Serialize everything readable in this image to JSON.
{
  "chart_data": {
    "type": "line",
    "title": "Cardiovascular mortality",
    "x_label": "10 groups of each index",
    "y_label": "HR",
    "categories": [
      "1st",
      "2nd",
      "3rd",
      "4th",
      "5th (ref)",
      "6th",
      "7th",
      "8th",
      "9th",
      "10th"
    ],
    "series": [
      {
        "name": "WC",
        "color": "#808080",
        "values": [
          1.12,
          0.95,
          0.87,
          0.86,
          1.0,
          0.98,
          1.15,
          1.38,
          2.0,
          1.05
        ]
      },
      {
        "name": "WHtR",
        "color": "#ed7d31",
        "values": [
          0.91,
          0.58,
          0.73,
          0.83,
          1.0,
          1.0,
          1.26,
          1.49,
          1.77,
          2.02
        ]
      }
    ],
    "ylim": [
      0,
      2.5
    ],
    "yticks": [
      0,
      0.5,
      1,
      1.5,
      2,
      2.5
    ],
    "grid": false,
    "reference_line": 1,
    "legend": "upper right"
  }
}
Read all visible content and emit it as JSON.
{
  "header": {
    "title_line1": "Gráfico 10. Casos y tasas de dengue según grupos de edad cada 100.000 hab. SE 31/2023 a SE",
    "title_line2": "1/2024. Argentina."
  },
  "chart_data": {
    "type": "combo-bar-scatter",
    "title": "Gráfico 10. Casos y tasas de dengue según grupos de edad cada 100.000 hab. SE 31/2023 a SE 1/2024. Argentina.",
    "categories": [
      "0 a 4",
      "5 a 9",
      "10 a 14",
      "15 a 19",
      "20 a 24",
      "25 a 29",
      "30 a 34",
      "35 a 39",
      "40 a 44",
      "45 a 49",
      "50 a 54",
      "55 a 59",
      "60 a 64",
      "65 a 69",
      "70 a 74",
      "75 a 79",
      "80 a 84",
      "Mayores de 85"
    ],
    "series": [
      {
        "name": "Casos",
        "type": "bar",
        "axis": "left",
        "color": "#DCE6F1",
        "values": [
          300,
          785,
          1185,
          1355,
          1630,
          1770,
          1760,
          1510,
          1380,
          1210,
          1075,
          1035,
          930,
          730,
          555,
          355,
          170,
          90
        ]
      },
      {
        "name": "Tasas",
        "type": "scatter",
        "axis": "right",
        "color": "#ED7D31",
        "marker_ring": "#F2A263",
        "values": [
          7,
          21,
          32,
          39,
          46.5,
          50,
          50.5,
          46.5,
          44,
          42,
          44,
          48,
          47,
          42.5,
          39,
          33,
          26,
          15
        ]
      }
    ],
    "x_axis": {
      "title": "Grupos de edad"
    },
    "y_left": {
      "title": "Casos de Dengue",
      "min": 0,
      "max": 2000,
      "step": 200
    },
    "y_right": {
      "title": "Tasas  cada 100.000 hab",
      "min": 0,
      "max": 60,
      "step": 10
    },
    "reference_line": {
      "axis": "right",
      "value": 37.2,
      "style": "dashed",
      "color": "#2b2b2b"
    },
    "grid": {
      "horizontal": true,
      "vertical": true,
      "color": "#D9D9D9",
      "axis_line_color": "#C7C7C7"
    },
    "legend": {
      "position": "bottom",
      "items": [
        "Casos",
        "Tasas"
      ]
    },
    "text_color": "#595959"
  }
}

------------------------------------------------------------------------

__What is needed__: Work through the listing above and report how many lines include the string "Casos", with no other text.

__Reply to the exercise__: 5